WORK TO COMPLETE :: Omit the pictures and output every entry below exactly as written.

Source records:
..........
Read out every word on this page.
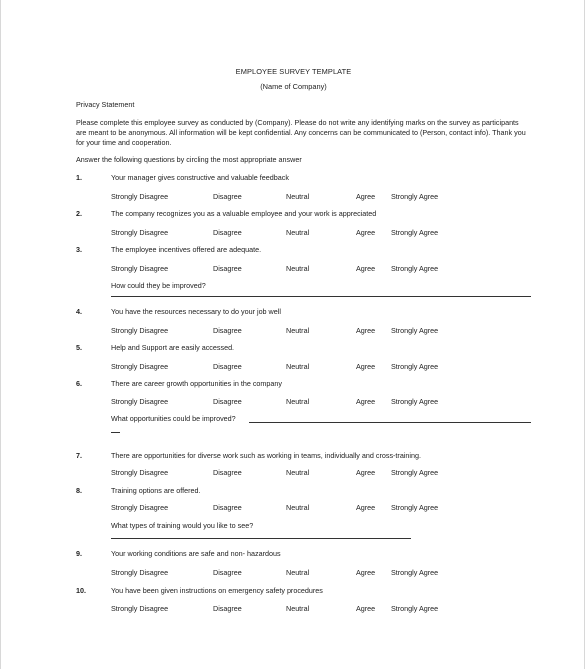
EMPLOYEE SURVEY TEMPLATE
(Name of Company)
Privacy Statement
Please complete this employee survey as conducted by (Company). Please do not write any identifying marks on the survey as participants are meant to be anonymous. All information will be kept confidential. Any concerns can be communicated to (Person, contact info). Thank you for your time and cooperation.
Answer the following questions by circling the most appropriate answer
1.	Your manager gives constructive and valuable feedback
Strongly Disagree	Disagree	Neutral	Agree Strongly Agree
2.	The company recognizes you as a valuable employee and your work is appreciated
Strongly Disagree	Disagree	Neutral	Agree Strongly Agree
3.	The employee incentives offered are adequate.
Strongly Disagree	Disagree	Neutral	Agree Strongly Agree
How could they be improved?
4.	You have the resources necessary to do your job well
Strongly Disagree	Disagree	Neutral	Agree Strongly Agree
5.	Help and Support are easily accessed.
Strongly Disagree	Disagree	Neutral	Agree Strongly Agree
6.	There are career growth opportunities in the company
Strongly Disagree	Disagree	Neutral	Agree Strongly Agree
What opportunities could be improved?
7.	There are opportunities for diverse work such as working in teams, individually and cross-training.
Strongly Disagree	Disagree	Neutral	Agree Strongly Agree
8.	Training options are offered.
Strongly Disagree	Disagree	Neutral	Agree Strongly Agree
What types of training would you like to see?
9.	Your working conditions are safe and non- hazardous
Strongly Disagree	Disagree	Neutral	Agree Strongly Agree
10.	You have been given instructions on emergency safety procedures
Strongly Disagree	Disagree	Neutral	Agree Strongly Agree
..........
RESULT OF THIS EXERCISE ::
Read out every word on this page.
EMPLOYEE SURVEY TEMPLATE
(Name of Company)
Privacy Statement
Please complete this employee survey as conducted by (Company). Please do not write any identifying marks on the survey as participants are meant to be anonymous. All information will be kept confidential. Any concerns can be communicated to (Person, contact info). Thank you for your time and cooperation.
Answer the following questions by circling the most appropriate answer
1.	Your manager gives constructive and valuable feedback
Strongly Disagree	Disagree	Neutral	Agree Strongly Agree
2.	The company recognizes you as a valuable employee and your work is appreciated
Strongly Disagree	Disagree	Neutral	Agree Strongly Agree
3.	The employee incentives offered are adequate.
Strongly Disagree	Disagree	Neutral	Agree Strongly Agree
How could they be improved?
4.	You have the resources necessary to do your job well
Strongly Disagree	Disagree	Neutral	Agree Strongly Agree
5.	Help and Support are easily accessed.
Strongly Disagree	Disagree	Neutral	Agree Strongly Agree
6.	There are career growth opportunities in the company
Strongly Disagree	Disagree	Neutral	Agree Strongly Agree
What opportunities could be improved?
7.	There are opportunities for diverse work such as working in teams, individually and cross-training.
Strongly Disagree	Disagree	Neutral	Agree Strongly Agree
8.	Training options are offered.
Strongly Disagree	Disagree	Neutral	Agree Strongly Agree
What types of training would you like to see?
9.	Your working conditions are safe and non- hazardous
Strongly Disagree	Disagree	Neutral	Agree Strongly Agree
10.	You have been given instructions on emergency safety procedures
Strongly Disagree	Disagree	Neutral	Agree Strongly Agree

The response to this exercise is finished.